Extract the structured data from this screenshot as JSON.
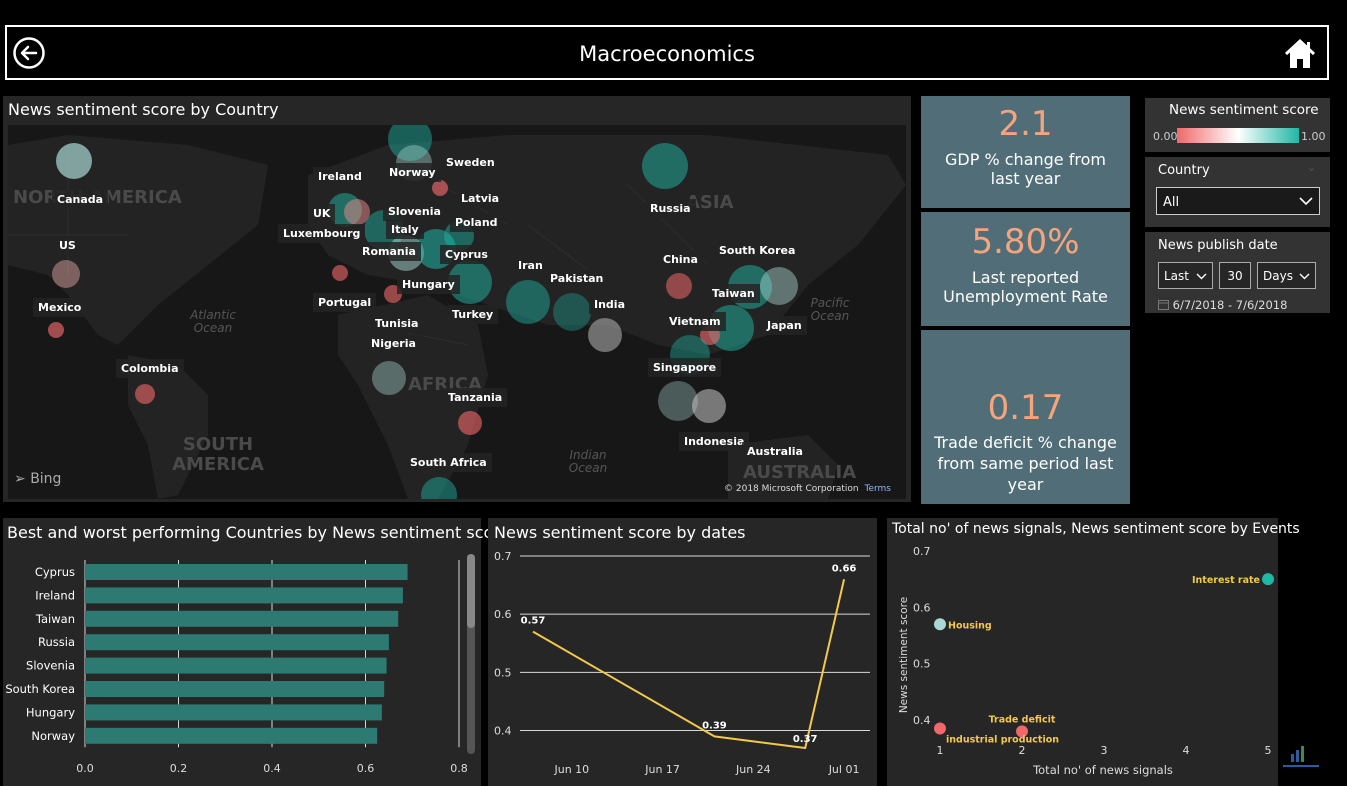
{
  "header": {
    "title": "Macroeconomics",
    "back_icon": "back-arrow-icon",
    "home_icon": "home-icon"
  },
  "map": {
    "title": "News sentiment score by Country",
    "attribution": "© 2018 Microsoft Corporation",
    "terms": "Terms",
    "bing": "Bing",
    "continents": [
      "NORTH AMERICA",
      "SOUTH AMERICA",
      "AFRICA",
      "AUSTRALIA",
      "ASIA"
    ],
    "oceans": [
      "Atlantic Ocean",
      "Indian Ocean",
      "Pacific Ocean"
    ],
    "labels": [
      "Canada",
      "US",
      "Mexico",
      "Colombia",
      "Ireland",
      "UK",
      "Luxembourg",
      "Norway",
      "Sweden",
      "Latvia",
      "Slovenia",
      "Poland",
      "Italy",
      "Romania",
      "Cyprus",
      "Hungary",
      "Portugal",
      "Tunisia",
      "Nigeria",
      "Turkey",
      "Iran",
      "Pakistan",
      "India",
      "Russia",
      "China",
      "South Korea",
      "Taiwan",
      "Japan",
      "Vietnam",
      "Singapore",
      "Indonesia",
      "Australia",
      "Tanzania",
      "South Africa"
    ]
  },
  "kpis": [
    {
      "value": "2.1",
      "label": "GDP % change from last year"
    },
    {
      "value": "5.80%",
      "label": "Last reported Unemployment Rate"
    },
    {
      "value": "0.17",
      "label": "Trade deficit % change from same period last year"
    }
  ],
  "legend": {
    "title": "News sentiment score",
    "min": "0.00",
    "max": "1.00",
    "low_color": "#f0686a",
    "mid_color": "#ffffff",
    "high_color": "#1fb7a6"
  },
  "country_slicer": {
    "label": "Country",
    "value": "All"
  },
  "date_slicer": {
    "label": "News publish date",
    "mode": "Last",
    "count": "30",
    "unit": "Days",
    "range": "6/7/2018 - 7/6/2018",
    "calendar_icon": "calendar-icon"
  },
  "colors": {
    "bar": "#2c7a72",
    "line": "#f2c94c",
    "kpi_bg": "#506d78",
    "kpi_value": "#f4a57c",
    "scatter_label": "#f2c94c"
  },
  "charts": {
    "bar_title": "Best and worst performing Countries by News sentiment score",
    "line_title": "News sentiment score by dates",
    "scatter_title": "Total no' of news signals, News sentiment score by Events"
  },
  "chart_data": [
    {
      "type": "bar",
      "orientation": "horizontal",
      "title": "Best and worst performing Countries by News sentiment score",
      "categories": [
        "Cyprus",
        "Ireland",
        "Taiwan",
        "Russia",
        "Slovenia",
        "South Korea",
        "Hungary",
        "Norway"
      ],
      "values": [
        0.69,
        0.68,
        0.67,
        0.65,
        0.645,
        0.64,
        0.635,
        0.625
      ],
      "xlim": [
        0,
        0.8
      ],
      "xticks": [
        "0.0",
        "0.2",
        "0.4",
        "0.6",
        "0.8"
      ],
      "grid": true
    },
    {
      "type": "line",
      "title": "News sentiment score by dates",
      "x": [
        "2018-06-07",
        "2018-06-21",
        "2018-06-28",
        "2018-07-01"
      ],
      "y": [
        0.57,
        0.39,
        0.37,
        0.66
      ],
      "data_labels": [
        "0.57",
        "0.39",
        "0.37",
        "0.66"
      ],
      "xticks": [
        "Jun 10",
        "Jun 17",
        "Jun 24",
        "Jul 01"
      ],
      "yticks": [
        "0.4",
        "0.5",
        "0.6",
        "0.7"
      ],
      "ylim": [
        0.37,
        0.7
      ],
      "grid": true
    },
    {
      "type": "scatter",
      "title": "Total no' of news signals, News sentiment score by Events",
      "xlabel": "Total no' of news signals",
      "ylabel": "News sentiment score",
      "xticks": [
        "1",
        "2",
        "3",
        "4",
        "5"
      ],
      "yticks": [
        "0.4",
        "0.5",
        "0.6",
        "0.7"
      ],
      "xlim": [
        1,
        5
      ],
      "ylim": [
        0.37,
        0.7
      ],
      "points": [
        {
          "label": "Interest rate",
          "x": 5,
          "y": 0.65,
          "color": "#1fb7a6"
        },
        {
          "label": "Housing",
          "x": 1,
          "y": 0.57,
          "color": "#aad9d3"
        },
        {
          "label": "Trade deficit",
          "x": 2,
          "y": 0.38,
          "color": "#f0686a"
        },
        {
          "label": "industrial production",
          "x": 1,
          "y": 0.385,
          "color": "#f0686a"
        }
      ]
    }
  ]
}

=-=-=-=-=

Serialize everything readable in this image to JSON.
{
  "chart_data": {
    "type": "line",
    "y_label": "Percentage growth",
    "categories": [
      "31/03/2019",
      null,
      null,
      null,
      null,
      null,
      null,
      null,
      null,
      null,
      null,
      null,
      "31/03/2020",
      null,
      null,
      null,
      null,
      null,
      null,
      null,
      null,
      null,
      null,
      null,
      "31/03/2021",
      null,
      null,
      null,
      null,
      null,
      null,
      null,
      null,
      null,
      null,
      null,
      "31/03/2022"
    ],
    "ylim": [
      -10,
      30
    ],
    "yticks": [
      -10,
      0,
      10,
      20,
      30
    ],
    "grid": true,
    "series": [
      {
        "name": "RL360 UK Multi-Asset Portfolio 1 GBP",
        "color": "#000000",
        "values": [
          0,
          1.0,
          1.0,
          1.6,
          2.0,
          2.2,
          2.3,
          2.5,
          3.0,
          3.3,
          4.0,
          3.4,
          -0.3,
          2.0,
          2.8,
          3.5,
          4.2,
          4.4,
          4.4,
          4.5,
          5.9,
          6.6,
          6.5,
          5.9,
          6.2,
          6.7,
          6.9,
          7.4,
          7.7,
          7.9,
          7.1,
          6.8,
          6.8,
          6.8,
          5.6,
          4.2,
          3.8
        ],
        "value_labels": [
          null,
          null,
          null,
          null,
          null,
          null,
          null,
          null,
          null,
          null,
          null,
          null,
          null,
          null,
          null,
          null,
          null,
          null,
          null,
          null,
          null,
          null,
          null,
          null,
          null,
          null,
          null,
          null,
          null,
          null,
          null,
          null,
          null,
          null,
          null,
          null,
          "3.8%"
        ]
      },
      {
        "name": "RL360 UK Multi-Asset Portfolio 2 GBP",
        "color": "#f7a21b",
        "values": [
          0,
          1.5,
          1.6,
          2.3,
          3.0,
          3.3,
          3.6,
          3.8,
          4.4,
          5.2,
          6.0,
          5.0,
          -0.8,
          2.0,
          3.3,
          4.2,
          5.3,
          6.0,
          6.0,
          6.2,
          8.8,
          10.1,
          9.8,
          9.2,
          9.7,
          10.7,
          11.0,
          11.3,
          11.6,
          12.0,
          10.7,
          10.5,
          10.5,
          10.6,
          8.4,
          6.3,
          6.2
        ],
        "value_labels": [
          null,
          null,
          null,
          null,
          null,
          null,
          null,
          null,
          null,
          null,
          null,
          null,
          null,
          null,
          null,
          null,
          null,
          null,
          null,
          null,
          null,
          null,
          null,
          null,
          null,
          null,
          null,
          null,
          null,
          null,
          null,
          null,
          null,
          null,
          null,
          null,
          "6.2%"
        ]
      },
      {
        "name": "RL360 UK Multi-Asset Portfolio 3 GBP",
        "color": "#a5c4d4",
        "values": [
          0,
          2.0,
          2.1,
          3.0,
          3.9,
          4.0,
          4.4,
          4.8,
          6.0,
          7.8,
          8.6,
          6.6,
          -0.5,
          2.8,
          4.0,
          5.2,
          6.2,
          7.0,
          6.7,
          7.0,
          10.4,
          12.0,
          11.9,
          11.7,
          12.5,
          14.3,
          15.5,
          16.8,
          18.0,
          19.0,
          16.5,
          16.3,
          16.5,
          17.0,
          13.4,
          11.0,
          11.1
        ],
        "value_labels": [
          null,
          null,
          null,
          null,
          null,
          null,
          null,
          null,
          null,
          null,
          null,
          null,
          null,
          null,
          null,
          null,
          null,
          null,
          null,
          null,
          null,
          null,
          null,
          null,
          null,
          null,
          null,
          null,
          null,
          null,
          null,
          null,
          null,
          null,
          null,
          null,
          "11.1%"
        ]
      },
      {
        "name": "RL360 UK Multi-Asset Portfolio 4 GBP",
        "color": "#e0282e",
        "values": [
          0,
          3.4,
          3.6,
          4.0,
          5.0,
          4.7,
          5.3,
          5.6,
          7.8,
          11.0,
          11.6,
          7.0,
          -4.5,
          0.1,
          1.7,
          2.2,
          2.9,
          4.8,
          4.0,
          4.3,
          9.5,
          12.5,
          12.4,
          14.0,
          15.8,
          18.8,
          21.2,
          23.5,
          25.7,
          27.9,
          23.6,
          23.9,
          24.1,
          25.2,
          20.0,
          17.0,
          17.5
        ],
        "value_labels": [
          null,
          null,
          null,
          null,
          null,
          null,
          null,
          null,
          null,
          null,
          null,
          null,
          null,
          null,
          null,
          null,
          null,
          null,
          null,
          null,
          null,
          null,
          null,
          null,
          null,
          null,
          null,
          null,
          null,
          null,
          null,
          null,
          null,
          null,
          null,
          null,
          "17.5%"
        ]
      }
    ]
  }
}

=-=-=-=-=

### SET PROBLEM
From the material, report only how many lines include the word "JSON".

### PROBLEM SOLUTION
2